What the task asks — Collect each line of the entries that holds the string "color".

── Provided entries

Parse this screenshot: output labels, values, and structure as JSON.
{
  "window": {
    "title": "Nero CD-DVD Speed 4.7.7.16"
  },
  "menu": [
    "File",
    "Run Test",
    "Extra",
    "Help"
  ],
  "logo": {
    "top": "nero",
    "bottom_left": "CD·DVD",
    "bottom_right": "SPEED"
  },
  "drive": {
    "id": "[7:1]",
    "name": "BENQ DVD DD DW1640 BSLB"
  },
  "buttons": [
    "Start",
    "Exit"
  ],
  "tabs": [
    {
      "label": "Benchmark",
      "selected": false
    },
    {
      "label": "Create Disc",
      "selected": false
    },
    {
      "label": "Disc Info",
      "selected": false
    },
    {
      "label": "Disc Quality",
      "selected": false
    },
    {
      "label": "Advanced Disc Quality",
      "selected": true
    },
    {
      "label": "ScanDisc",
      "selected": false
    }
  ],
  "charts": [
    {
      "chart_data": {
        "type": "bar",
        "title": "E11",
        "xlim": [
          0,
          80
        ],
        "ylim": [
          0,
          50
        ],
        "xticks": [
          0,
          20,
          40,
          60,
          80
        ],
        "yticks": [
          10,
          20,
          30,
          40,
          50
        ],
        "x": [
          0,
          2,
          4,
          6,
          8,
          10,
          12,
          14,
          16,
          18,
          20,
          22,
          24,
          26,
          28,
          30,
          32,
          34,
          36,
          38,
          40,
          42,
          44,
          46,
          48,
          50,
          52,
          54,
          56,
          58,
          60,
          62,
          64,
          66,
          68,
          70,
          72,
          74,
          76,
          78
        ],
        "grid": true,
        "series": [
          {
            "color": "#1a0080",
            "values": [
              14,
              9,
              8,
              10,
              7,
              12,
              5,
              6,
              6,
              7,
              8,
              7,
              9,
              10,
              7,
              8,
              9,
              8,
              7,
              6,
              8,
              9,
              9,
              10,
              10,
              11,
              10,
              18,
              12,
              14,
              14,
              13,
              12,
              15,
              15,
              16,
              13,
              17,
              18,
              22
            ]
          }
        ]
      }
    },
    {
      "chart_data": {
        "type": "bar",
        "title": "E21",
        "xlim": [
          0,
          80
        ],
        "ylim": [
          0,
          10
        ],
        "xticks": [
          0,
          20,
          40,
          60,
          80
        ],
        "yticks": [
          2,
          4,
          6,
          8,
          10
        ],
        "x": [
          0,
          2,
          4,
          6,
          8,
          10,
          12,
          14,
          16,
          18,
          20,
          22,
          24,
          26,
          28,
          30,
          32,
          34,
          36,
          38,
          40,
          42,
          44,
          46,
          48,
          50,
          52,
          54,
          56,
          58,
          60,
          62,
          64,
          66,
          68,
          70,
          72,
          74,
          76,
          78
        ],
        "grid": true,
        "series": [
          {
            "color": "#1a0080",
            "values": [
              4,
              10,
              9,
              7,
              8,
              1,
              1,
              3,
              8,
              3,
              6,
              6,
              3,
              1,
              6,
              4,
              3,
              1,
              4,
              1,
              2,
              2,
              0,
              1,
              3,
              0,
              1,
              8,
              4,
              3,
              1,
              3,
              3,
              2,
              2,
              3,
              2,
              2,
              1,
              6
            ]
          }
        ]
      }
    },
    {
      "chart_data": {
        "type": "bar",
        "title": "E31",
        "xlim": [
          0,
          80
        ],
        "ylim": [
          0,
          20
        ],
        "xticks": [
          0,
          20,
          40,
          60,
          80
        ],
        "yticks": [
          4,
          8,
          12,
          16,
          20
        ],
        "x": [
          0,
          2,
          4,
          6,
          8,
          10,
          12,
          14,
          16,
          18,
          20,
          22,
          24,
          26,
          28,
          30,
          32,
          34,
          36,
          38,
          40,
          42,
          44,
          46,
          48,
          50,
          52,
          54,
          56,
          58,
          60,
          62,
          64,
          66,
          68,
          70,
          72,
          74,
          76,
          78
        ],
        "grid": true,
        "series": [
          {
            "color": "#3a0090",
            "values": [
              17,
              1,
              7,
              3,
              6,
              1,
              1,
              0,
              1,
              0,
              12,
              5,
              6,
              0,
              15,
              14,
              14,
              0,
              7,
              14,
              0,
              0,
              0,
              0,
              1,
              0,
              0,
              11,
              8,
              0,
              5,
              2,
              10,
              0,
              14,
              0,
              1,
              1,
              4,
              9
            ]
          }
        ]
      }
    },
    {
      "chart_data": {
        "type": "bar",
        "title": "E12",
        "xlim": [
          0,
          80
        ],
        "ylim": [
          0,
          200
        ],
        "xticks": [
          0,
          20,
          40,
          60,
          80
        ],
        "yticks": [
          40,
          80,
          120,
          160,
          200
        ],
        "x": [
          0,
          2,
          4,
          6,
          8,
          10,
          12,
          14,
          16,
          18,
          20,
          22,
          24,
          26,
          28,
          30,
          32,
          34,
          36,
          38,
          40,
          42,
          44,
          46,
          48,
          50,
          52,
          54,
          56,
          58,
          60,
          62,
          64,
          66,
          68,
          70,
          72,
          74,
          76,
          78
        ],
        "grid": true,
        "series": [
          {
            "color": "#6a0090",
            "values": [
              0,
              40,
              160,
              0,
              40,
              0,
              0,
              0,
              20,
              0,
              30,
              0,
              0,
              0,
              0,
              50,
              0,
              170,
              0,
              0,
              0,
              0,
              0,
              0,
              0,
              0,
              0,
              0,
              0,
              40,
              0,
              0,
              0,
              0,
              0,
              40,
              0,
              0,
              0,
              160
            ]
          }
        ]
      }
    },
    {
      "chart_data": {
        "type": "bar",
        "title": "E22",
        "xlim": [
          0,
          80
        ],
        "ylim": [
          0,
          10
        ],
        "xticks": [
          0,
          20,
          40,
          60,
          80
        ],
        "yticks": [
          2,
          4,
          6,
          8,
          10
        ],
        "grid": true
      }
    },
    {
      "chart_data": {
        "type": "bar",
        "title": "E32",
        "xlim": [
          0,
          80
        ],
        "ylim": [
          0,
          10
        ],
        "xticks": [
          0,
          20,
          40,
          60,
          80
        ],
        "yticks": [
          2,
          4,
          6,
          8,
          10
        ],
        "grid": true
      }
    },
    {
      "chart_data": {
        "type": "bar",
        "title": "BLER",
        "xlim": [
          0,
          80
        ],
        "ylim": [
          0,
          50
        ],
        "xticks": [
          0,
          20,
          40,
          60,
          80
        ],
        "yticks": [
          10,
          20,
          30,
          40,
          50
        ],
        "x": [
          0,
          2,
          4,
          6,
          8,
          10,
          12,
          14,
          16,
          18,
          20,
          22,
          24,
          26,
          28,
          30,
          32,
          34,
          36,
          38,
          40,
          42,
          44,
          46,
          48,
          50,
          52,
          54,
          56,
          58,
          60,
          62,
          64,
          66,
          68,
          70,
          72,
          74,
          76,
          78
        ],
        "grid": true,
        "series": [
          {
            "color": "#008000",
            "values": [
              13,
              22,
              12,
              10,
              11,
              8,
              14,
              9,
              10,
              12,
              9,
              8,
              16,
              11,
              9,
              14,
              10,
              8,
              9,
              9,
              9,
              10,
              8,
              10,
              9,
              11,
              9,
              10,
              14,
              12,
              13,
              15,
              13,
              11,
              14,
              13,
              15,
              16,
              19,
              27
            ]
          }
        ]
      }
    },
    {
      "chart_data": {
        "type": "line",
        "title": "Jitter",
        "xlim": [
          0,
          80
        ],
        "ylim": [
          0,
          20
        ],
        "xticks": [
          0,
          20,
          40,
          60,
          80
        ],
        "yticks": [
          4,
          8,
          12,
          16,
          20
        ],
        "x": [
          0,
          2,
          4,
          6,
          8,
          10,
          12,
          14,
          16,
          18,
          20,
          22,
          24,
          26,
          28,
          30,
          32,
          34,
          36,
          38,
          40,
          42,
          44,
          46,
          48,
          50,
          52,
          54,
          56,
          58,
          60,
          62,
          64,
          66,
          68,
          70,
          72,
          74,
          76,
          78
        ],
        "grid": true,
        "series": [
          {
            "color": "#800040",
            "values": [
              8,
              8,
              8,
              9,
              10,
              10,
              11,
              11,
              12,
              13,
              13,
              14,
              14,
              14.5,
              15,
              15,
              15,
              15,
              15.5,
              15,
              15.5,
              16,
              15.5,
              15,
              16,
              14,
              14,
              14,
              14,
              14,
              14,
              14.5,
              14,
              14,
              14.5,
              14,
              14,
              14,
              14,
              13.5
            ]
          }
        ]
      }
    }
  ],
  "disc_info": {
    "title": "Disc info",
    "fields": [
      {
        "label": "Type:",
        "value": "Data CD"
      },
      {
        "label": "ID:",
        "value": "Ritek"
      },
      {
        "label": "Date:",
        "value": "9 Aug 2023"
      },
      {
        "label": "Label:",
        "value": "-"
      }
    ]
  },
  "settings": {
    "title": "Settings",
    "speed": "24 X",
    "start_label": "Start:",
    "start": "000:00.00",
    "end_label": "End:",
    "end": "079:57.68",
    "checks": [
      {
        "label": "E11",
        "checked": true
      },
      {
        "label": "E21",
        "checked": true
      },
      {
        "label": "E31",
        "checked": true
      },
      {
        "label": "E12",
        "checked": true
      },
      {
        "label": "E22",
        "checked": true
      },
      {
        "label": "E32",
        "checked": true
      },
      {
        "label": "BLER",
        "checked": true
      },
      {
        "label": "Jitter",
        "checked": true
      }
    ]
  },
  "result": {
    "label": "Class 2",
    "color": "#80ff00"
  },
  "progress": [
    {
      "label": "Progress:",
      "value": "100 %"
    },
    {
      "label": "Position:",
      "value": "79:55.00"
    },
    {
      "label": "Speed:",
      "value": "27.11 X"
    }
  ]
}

────

Result for this exercise —
            "color": "#1a0080",
            "color": "#1a0080",
            "color": "#3a0090",
            "color": "#6a0090",
            "color": "#008000",
            "color": "#800040",
    "color": "#80ff00"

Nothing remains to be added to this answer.